------ Extracted information

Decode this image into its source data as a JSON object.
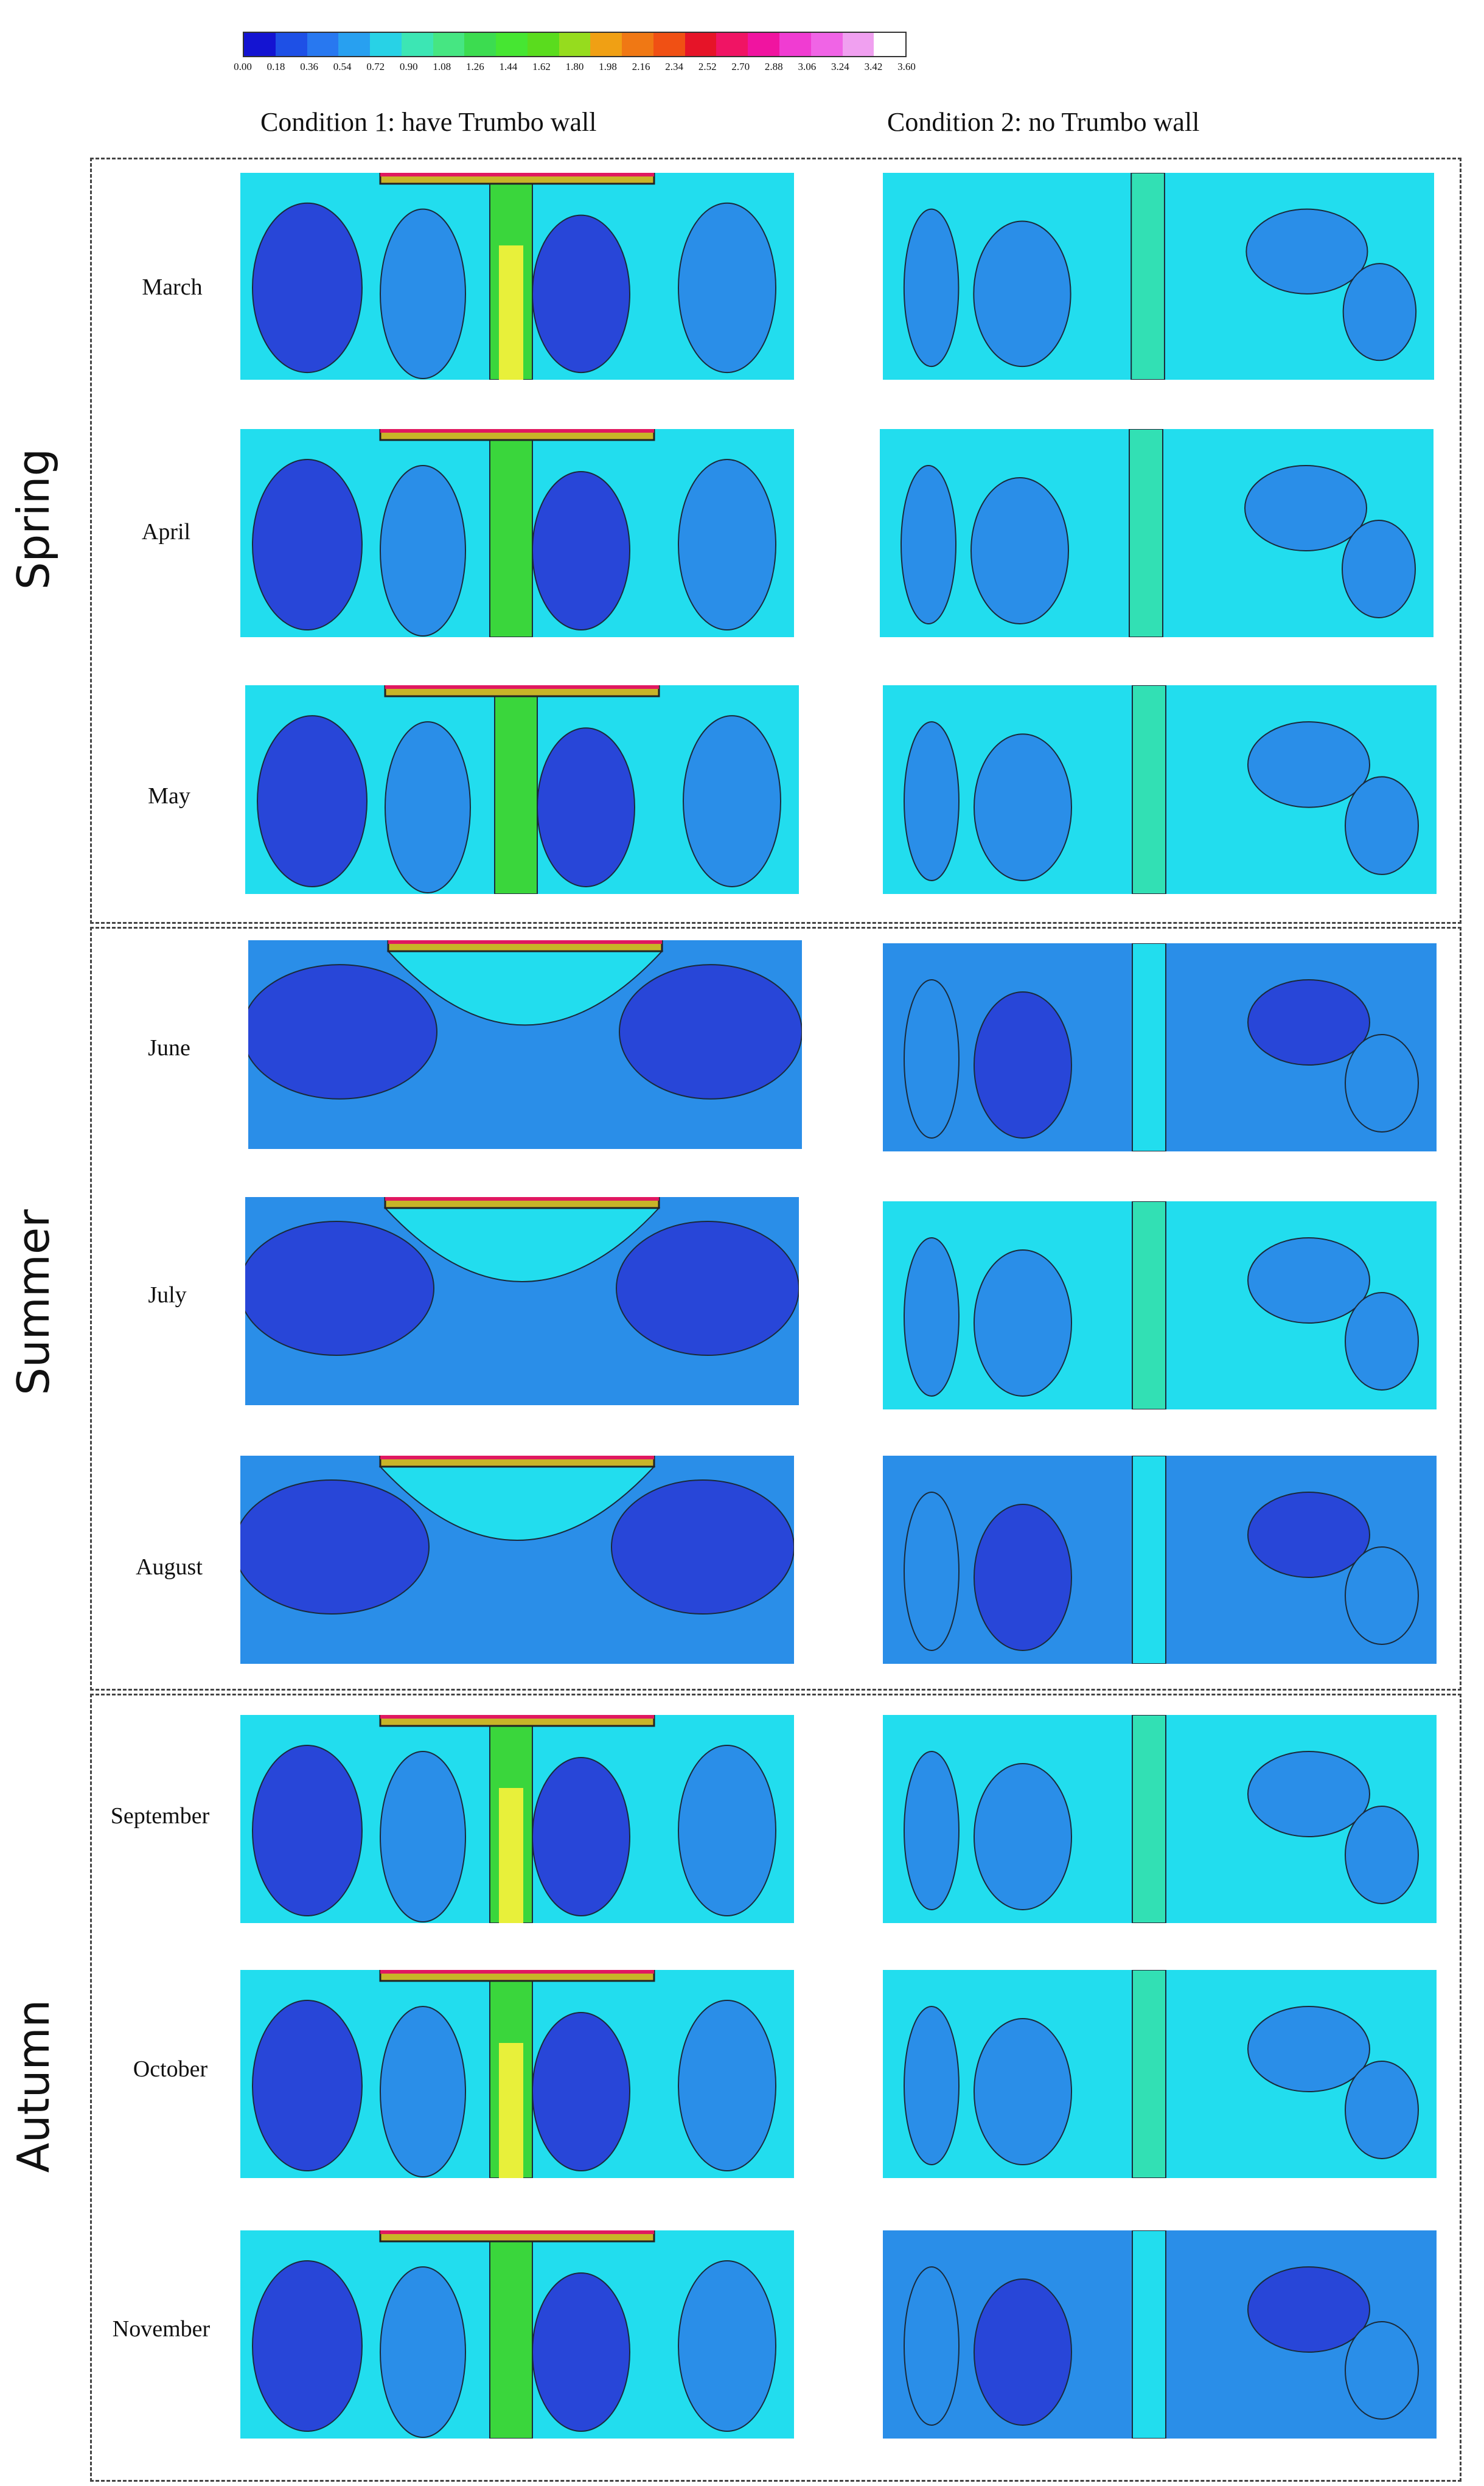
{
  "colorbar": {
    "ticks": [
      "0.00",
      "0.18",
      "0.36",
      "0.54",
      "0.72",
      "0.90",
      "1.08",
      "1.26",
      "1.44",
      "1.62",
      "1.80",
      "1.98",
      "2.16",
      "2.34",
      "2.52",
      "2.70",
      "2.88",
      "3.06",
      "3.24",
      "3.42",
      "3.60"
    ],
    "colors": [
      "#1414d2",
      "#1e50e6",
      "#2878f0",
      "#28a0f0",
      "#28d2e6",
      "#3ce6b4",
      "#46e682",
      "#3cdc50",
      "#46e632",
      "#5adc1e",
      "#96dc1e",
      "#f0a014",
      "#f07814",
      "#f05014",
      "#e61428",
      "#f01464",
      "#f014a0",
      "#f03cd2",
      "#f064e6",
      "#f0a0f0",
      "#ffffff"
    ]
  },
  "conditions": [
    "Condition 1: have Trumbo wall",
    "Condition 2: no Trumbo wall"
  ],
  "seasons": [
    {
      "name": "Spring",
      "months": [
        "March",
        "April",
        "May"
      ]
    },
    {
      "name": "Summer",
      "months": [
        "June",
        "July",
        "August"
      ]
    },
    {
      "name": "Autumn",
      "months": [
        "September",
        "October",
        "November"
      ]
    }
  ],
  "palette": {
    "deep": "#2846d8",
    "mid": "#2a8ee8",
    "cyan": "#22ddee",
    "teal": "#32e0b4",
    "green": "#3ad63c",
    "yellow": "#e8f03a",
    "wall": "#c8b428",
    "wallTop": "#e01860"
  },
  "panels": {
    "with_wall": [
      "wall-green",
      "wall-blue",
      "wall-blue",
      "wall-deep",
      "wall-deep",
      "wall-deep",
      "wall-green",
      "wall-green",
      "wall-blue"
    ],
    "no_wall": [
      "cyan",
      "cyan",
      "cyan",
      "mid",
      "cyan",
      "mid",
      "cyan",
      "cyan",
      "mid"
    ]
  }
}
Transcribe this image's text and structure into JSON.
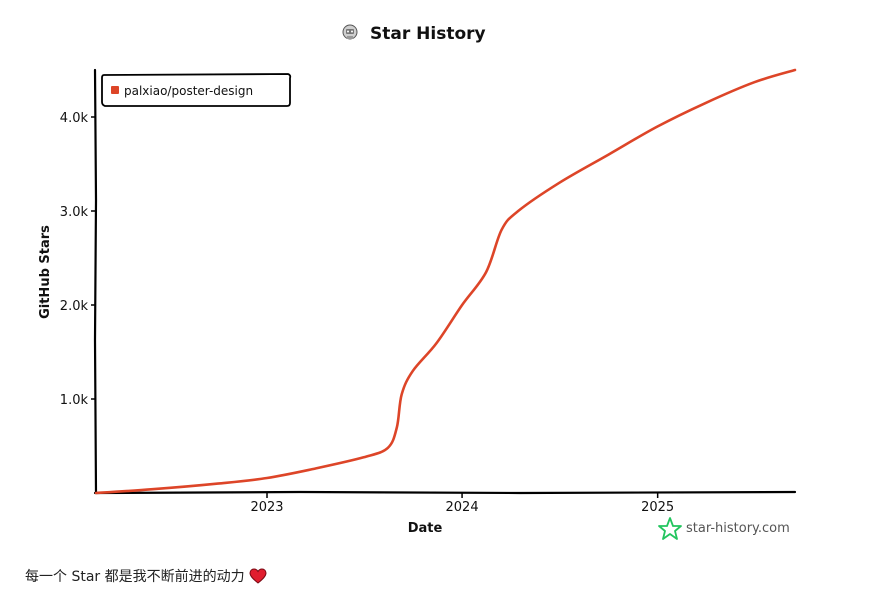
{
  "colors": {
    "series": "#dd4528",
    "axis": "#000000",
    "brand_star": "#22c55e",
    "brand_text": "#555555",
    "heart": "#e11d2e"
  },
  "chart_data": {
    "type": "line",
    "title": "Star History",
    "title_icon": "robot-avatar-icon",
    "xlabel": "Date",
    "ylabel": "GitHub Stars",
    "x_ticks": [
      "2023",
      "2024",
      "2025"
    ],
    "y_ticks": [
      "1.0k",
      "2.0k",
      "3.0k",
      "4.0k"
    ],
    "y_tick_values": [
      1000,
      2000,
      3000,
      4000
    ],
    "xlim": [
      "2022-02-15",
      "2025-09-15"
    ],
    "ylim": [
      0,
      4500
    ],
    "legend_position": "top-left",
    "grid": false,
    "series": [
      {
        "name": "palxiao/poster-design",
        "x": [
          "2022-02-15",
          "2022-06-01",
          "2022-10-01",
          "2023-01-01",
          "2023-04-01",
          "2023-07-01",
          "2023-08-15",
          "2023-09-01",
          "2023-09-10",
          "2023-10-01",
          "2023-11-15",
          "2024-01-01",
          "2024-02-15",
          "2024-03-15",
          "2024-04-15",
          "2024-07-01",
          "2024-10-01",
          "2025-01-01",
          "2025-04-01",
          "2025-07-01",
          "2025-09-15"
        ],
        "values": [
          0,
          40,
          100,
          160,
          260,
          380,
          480,
          700,
          1050,
          1300,
          1600,
          2000,
          2350,
          2800,
          3000,
          3300,
          3600,
          3900,
          4150,
          4370,
          4500
        ]
      }
    ],
    "watermark": "star-history.com"
  },
  "footer": {
    "text": "每一个 Star 都是我不断前进的动力",
    "icon": "heart-icon"
  }
}
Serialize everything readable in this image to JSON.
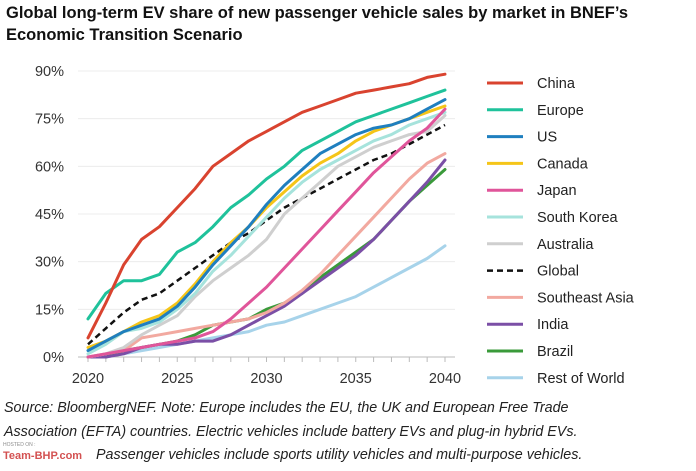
{
  "chart_data": {
    "type": "line",
    "title": "Global long-term EV share of new passenger vehicle sales by market in BNEF’s Economic Transition Scenario",
    "xlabel": "",
    "ylabel": "",
    "x": [
      2020,
      2021,
      2022,
      2023,
      2024,
      2025,
      2026,
      2027,
      2028,
      2029,
      2030,
      2031,
      2032,
      2033,
      2034,
      2035,
      2036,
      2037,
      2038,
      2039,
      2040
    ],
    "x_ticks": [
      "2020",
      "2025",
      "2030",
      "2035",
      "2040"
    ],
    "y_ticks": [
      "0%",
      "15%",
      "30%",
      "45%",
      "60%",
      "75%",
      "90%"
    ],
    "ylim": [
      0,
      90
    ],
    "xlim": [
      2020,
      2040
    ],
    "grid": "horizontal",
    "legend_position": "right",
    "series": [
      {
        "name": "China",
        "color": "#d9432f",
        "values": [
          6,
          17,
          29,
          37,
          41,
          47,
          53,
          60,
          64,
          68,
          71,
          74,
          77,
          79,
          81,
          83,
          84,
          85,
          86,
          88,
          89
        ]
      },
      {
        "name": "Europe",
        "color": "#1fc29b",
        "values": [
          12,
          20,
          24,
          24,
          26,
          33,
          36,
          41,
          47,
          51,
          56,
          60,
          65,
          68,
          71,
          74,
          76,
          78,
          80,
          82,
          84
        ]
      },
      {
        "name": "US",
        "color": "#1f7fbf",
        "values": [
          2,
          5,
          8,
          10,
          12,
          16,
          22,
          29,
          35,
          41,
          48,
          54,
          59,
          64,
          67,
          70,
          72,
          73,
          75,
          78,
          81
        ]
      },
      {
        "name": "Canada",
        "color": "#f5c518",
        "values": [
          3,
          5,
          8,
          11,
          13,
          17,
          23,
          30,
          36,
          41,
          47,
          52,
          57,
          61,
          64,
          68,
          71,
          73,
          75,
          77,
          79
        ]
      },
      {
        "name": "Japan",
        "color": "#e0559a",
        "values": [
          0,
          1,
          2,
          3,
          4,
          5,
          6,
          8,
          12,
          17,
          22,
          28,
          34,
          40,
          46,
          52,
          58,
          63,
          68,
          72,
          78
        ]
      },
      {
        "name": "South Korea",
        "color": "#a6e3dc",
        "values": [
          1,
          4,
          8,
          9,
          11,
          15,
          20,
          27,
          32,
          38,
          44,
          50,
          55,
          59,
          62,
          65,
          68,
          70,
          73,
          75,
          77
        ]
      },
      {
        "name": "Australia",
        "color": "#cfcfcf",
        "values": [
          0,
          1,
          3,
          7,
          10,
          13,
          19,
          24,
          28,
          32,
          37,
          45,
          50,
          55,
          60,
          63,
          66,
          68,
          70,
          71,
          76
        ]
      },
      {
        "name": "Global",
        "color": "#111111",
        "dashed": true,
        "values": [
          4,
          9,
          14,
          18,
          20,
          24,
          28,
          32,
          36,
          39,
          43,
          47,
          50,
          53,
          56,
          59,
          62,
          64,
          67,
          70,
          73
        ]
      },
      {
        "name": "Southeast Asia",
        "color": "#f2a9a0",
        "values": [
          0,
          1,
          2,
          6,
          7,
          8,
          9,
          10,
          11,
          12,
          14,
          17,
          21,
          26,
          32,
          38,
          44,
          50,
          56,
          61,
          64
        ]
      },
      {
        "name": "India",
        "color": "#7b4fa6",
        "values": [
          0,
          0,
          1,
          3,
          4,
          4,
          5,
          5,
          7,
          10,
          13,
          16,
          20,
          24,
          28,
          32,
          37,
          43,
          49,
          55,
          62
        ]
      },
      {
        "name": "Brazil",
        "color": "#3a9a3a",
        "values": [
          0,
          0,
          2,
          3,
          4,
          5,
          7,
          10,
          11,
          12,
          15,
          17,
          20,
          25,
          29,
          33,
          37,
          43,
          49,
          54,
          59
        ]
      },
      {
        "name": "Rest of World",
        "color": "#a7d3ea",
        "values": [
          0,
          0,
          1,
          2,
          3,
          4,
          5,
          6,
          7,
          8,
          10,
          11,
          13,
          15,
          17,
          19,
          22,
          25,
          28,
          31,
          35
        ]
      }
    ]
  },
  "footnote": {
    "lines": [
      "Source: BloombergNEF. Note: Europe includes the EU, the UK and European Free Trade",
      "Association (EFTA) countries. Electric vehicles include battery EVs and plug-in hybrid EVs.",
      "Passenger vehicles include sports utility vehicles and multi-purpose vehicles."
    ]
  },
  "watermark": {
    "hosted": "HOSTED ON :",
    "logo": "Team-BHP.com"
  }
}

------------

Return every line above that contains the word "icon".

    "title_icon": "robot-avatar-icon",
    "icon": "heart-icon"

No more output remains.